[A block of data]
((

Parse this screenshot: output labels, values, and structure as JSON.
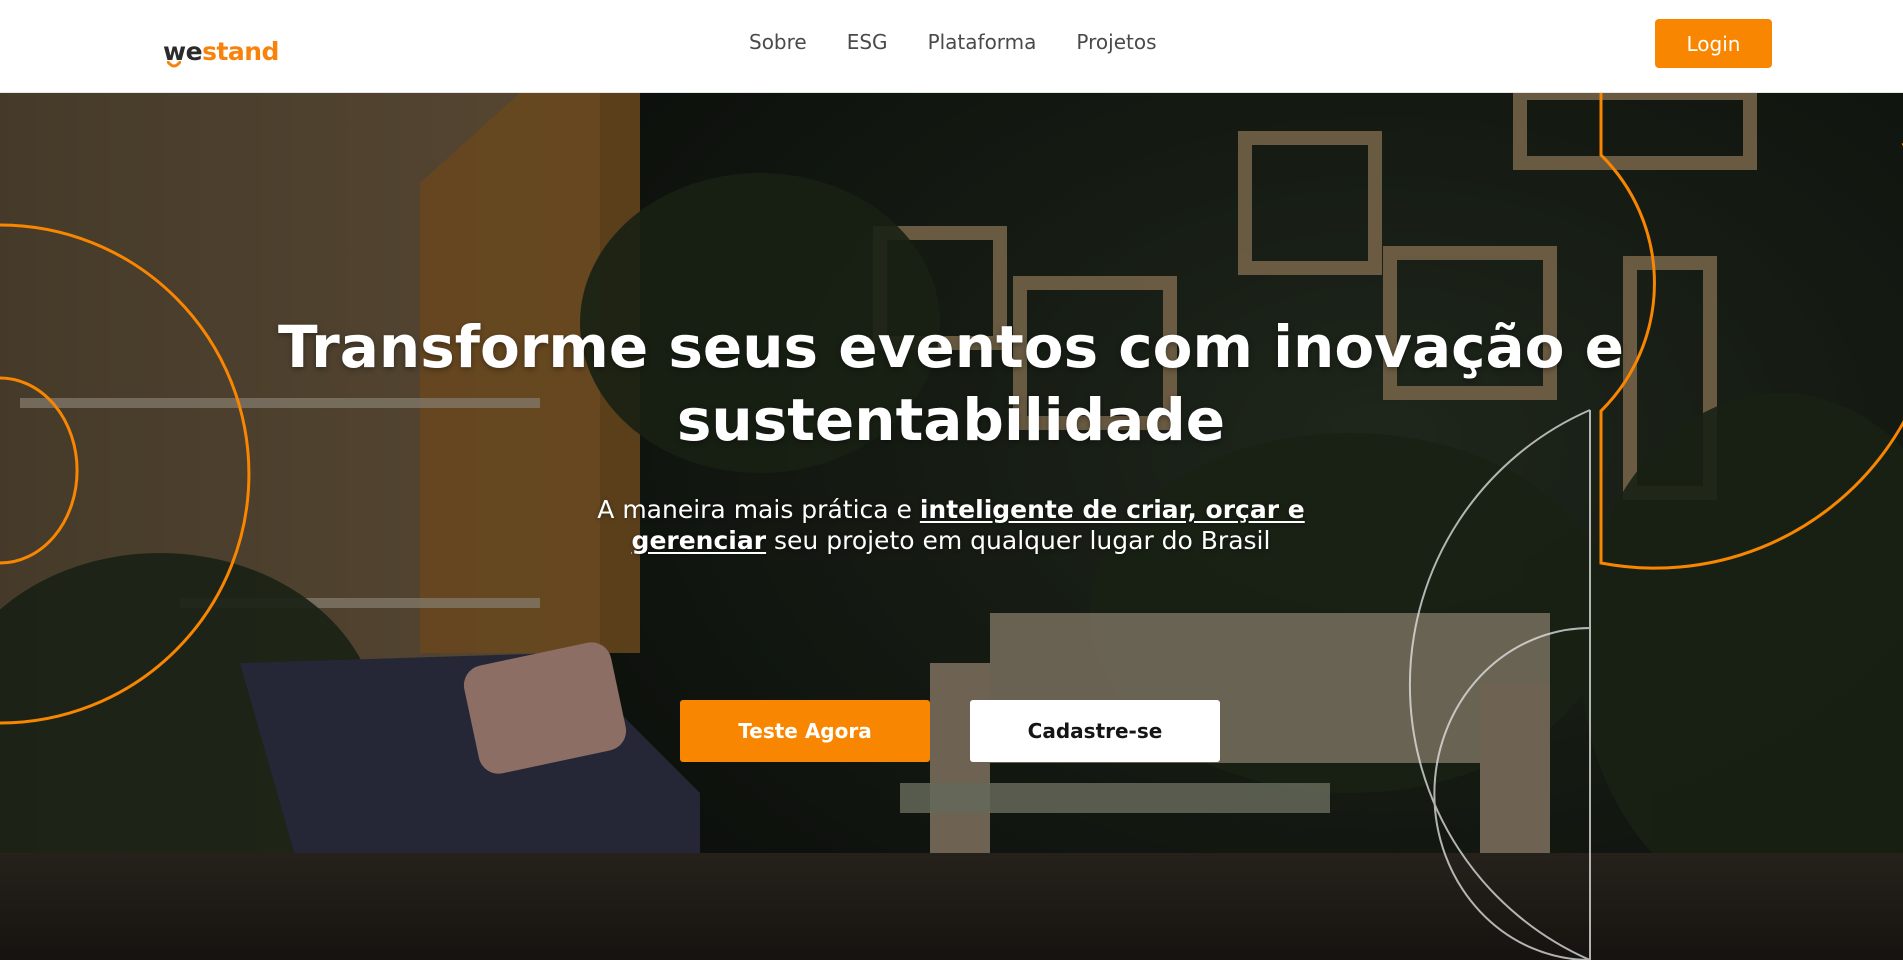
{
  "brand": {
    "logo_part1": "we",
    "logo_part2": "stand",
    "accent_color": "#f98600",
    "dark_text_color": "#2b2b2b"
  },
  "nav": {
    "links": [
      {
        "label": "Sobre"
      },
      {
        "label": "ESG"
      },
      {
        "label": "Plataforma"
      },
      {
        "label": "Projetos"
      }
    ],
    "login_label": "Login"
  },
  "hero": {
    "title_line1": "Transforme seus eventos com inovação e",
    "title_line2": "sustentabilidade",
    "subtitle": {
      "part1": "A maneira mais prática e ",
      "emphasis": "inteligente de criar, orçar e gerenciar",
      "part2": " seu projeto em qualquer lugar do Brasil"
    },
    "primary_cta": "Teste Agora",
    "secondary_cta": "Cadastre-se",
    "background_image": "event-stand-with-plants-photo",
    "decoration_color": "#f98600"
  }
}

))

- [GOAL OF THE EXERCISE]
Without the pictures, retype the whole of the material above exactly.

- [EXERCISE RESULT]
Parse this screenshot: output labels, values, and structure as JSON.
{
  "brand": {
    "logo_part1": "we",
    "logo_part2": "stand",
    "accent_color": "#f98600",
    "dark_text_color": "#2b2b2b"
  },
  "nav": {
    "links": [
      {
        "label": "Sobre"
      },
      {
        "label": "ESG"
      },
      {
        "label": "Plataforma"
      },
      {
        "label": "Projetos"
      }
    ],
    "login_label": "Login"
  },
  "hero": {
    "title_line1": "Transforme seus eventos com inovação e",
    "title_line2": "sustentabilidade",
    "subtitle": {
      "part1": "A maneira mais prática e ",
      "emphasis": "inteligente de criar, orçar e gerenciar",
      "part2": " seu projeto em qualquer lugar do Brasil"
    },
    "primary_cta": "Teste Agora",
    "secondary_cta": "Cadastre-se",
    "background_image": "event-stand-with-plants-photo",
    "decoration_color": "#f98600"
  }
}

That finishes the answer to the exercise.